◆ Items from a dataset
--*--
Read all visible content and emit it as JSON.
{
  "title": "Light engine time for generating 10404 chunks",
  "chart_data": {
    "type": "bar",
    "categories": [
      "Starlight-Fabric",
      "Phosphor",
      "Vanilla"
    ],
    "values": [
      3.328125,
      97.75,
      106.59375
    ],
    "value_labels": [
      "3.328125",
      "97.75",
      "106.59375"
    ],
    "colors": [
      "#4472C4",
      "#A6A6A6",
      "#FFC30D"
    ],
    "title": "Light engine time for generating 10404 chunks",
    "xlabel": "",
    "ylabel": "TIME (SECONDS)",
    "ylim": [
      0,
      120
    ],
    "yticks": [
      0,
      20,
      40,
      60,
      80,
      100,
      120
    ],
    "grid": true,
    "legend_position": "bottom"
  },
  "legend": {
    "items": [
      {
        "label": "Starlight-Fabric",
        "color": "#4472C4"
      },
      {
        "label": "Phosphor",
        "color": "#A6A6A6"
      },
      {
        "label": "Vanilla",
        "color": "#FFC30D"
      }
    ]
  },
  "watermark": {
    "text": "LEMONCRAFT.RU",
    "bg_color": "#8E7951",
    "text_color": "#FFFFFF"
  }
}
--*--
◆ What to work on
Give only a number: how many lines of the data hold the string "chunks"?

◆ Solution to this problem
2